=== RECORDS FOR PROCESSING ===
* * *
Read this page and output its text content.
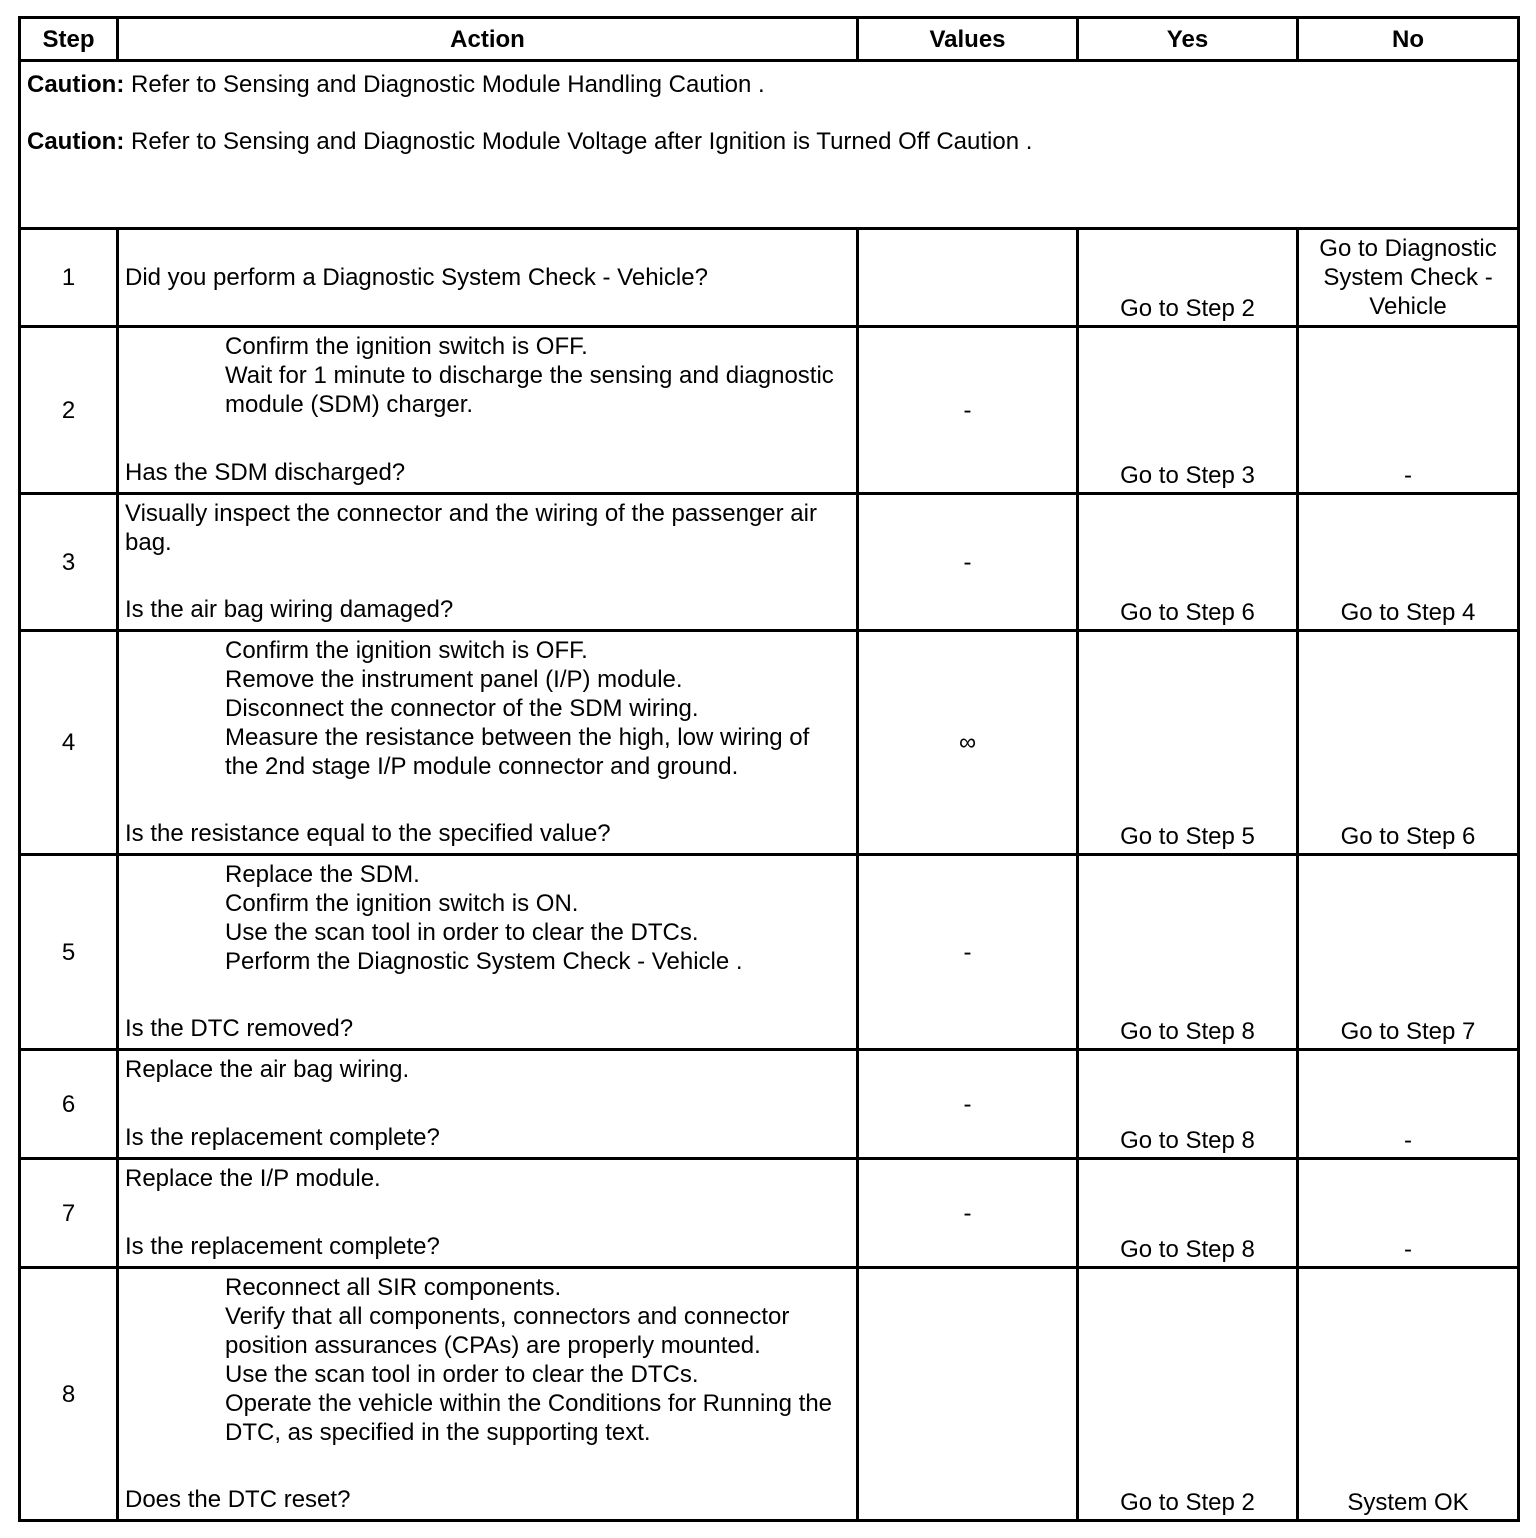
Step	Action	Values	Yes	No

Caution: Refer to Sensing and Diagnostic Module Handling Caution .
Caution: Refer to Sensing and Diagnostic Module Voltage after Ignition is Turned Off Caution .				

1	Did you perform a Diagnostic System Check - Vehicle?		Go to Step 2	Go to Diagnostic System Check - Vehicle
2	Confirm the ignition switch is OFF.
Wait for 1 minute to discharge the sensing and diagnostic module (SDM) charger.
Has the SDM discharged?	-	Go to Step 3	-
3	Visually inspect the connector and the wiring of the passenger air bag.
Is the air bag wiring damaged?	-	Go to Step 6	Go to Step 4
4	Confirm the ignition switch is OFF.
Remove the instrument panel (I/P) module.
Disconnect the connector of the SDM wiring.
Measure the resistance between the high, low wiring of the 2nd stage I/P module connector and ground.
Is the resistance equal to the specified value?	∞	Go to Step 5	Go to Step 6
5	Replace the SDM.
Confirm the ignition switch is ON.
Use the scan tool in order to clear the DTCs.
Perform the Diagnostic System Check - Vehicle .
Is the DTC removed?	-	Go to Step 8	Go to Step 7
6	Replace the air bag wiring.
Is the replacement complete?	-	Go to Step 8	-
7	Replace the I/P module.
Is the replacement complete?	-	Go to Step 8	-
8	Reconnect all SIR components.
Verify that all components, connectors and connector position assurances (CPAs) are properly mounted.
Use the scan tool in order to clear the DTCs.
Operate the vehicle within the Conditions for Running the DTC, as specified in the supporting text.
Does the DTC reset?		Go to Step 2	System OK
* * *
=== TASK BRIEF ===
Return each line exactly as written. Any picture gets left out.

=== EXERCISE RESPONSE ===
Read this page and output its text content.
Step	Action	Values	Yes	No

Caution: Refer to Sensing and Diagnostic Module Handling Caution .
Caution: Refer to Sensing and Diagnostic Module Voltage after Ignition is Turned Off Caution .				

1	Did you perform a Diagnostic System Check - Vehicle?		Go to Step 2	Go to Diagnostic System Check - Vehicle
2	Confirm the ignition switch is OFF.
Wait for 1 minute to discharge the sensing and diagnostic module (SDM) charger.
Has the SDM discharged?	-	Go to Step 3	-
3	Visually inspect the connector and the wiring of the passenger air bag.
Is the air bag wiring damaged?	-	Go to Step 6	Go to Step 4
4	Confirm the ignition switch is OFF.
Remove the instrument panel (I/P) module.
Disconnect the connector of the SDM wiring.
Measure the resistance between the high, low wiring of the 2nd stage I/P module connector and ground.
Is the resistance equal to the specified value?	∞	Go to Step 5	Go to Step 6
5	Replace the SDM.
Confirm the ignition switch is ON.
Use the scan tool in order to clear the DTCs.
Perform the Diagnostic System Check - Vehicle .
Is the DTC removed?	-	Go to Step 8	Go to Step 7
6	Replace the air bag wiring.
Is the replacement complete?	-	Go to Step 8	-
7	Replace the I/P module.
Is the replacement complete?	-	Go to Step 8	-
8	Reconnect all SIR components.
Verify that all components, connectors and connector position assurances (CPAs) are properly mounted.
Use the scan tool in order to clear the DTCs.
Operate the vehicle within the Conditions for Running the DTC, as specified in the supporting text.
Does the DTC reset?		Go to Step 2	System OK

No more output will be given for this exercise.